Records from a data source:
# # #
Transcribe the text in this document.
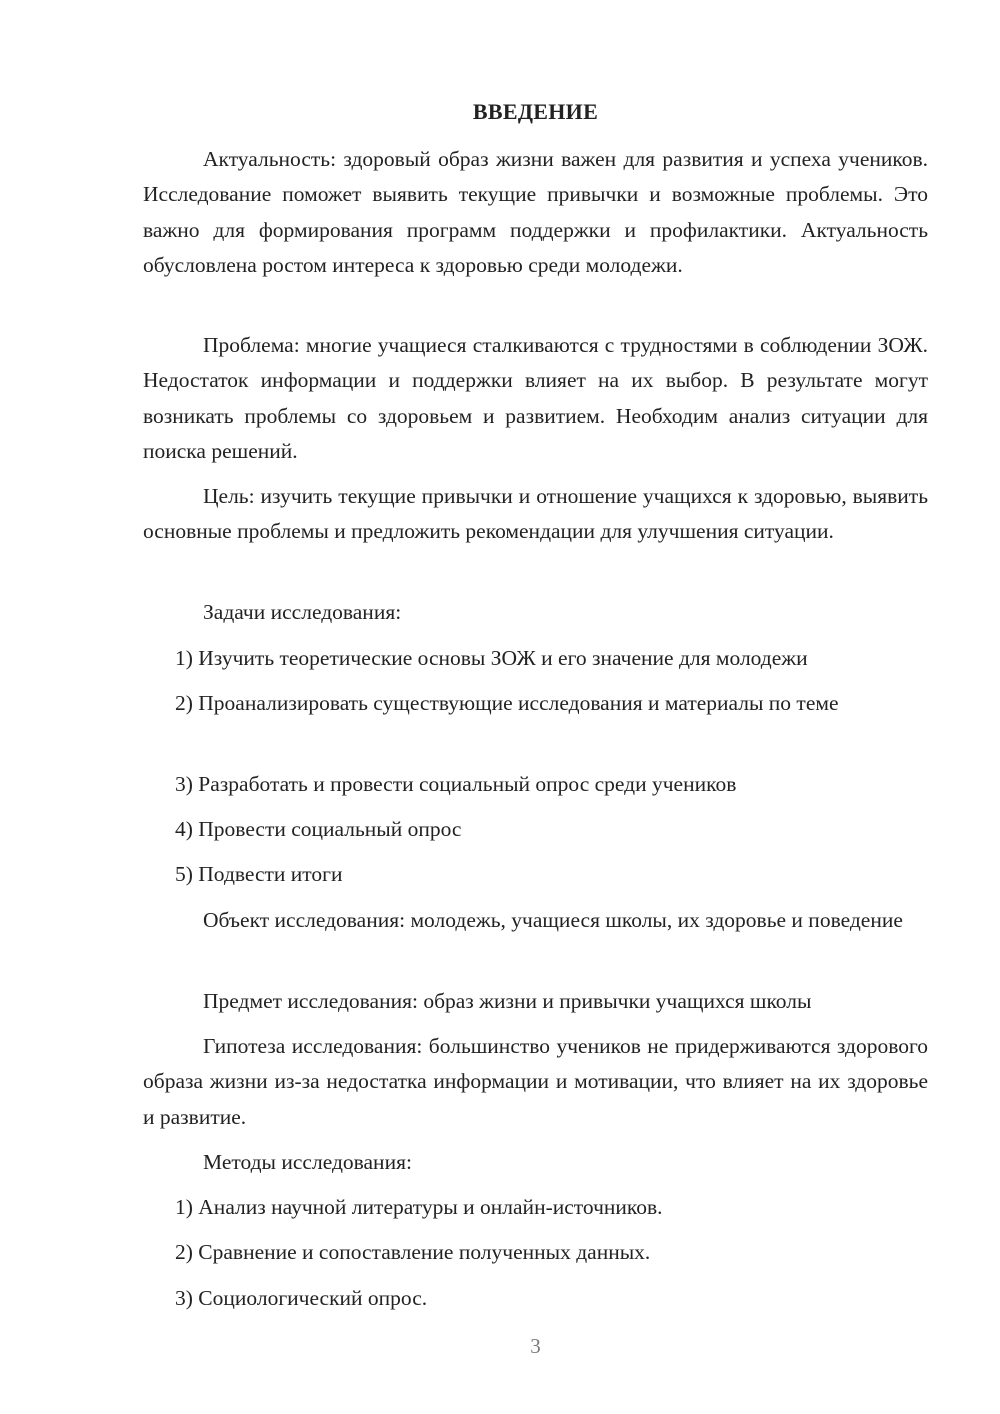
ВВЕДЕНИЕ

Актуальность: здоровый образ жизни важен для развития и успеха учеников. Исследование поможет выявить текущие привычки и возможные проблемы. Это важно для формирования программ поддержки и профилактики. Актуальность обусловлена ростом интереса к здоровью среди молодежи.

Проблема: многие учащиеся сталкиваются с трудностями в соблюдении ЗОЖ. Недостаток информации и поддержки влияет на их выбор. В результате могут возникать проблемы со здоровьем и развитием. Необходим анализ ситуации для поиска решений.

Цель: изучить текущие привычки и отношение учащихся к здоровью, выявить основные проблемы и предложить рекомендации для улучшения ситуации.

Задачи исследования:

1) Изучить теоретические основы ЗОЖ и его значение для молодежи

2) Проанализировать существующие исследования и материалы по теме

3) Разработать и провести социальный опрос среди учеников

4) Провести социальный опрос

5) Подвести итоги

Объект исследования: молодежь, учащиеся школы, их здоровье и поведение

Предмет исследования: образ жизни и привычки учащихся школы

Гипотеза исследования: большинство учеников не придерживаются здорового образа жизни из-за недостатка информации и мотивации, что влияет на их здоровье и развитие.

Методы исследования:

1) Анализ научной литературы и онлайн-источников.

2) Сравнение и сопоставление полученных данных.

3) Социологический опрос.

3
# # #
_What you should do_: Locate the lines above that contain "влияет" and copy them.

_Response for this exercise_:
Проблема: многие учащиеся сталкиваются с трудностями в соблюдении ЗОЖ. Недостаток информации и поддержки влияет на их выбор. В результате могут возникать проблемы со здоровьем и развитием. Необходим анализ ситуации для поиска решений.
Гипотеза исследования: большинство учеников не придерживаются здорового образа жизни из-за недостатка информации и мотивации, что влияет на их здоровье и развитие.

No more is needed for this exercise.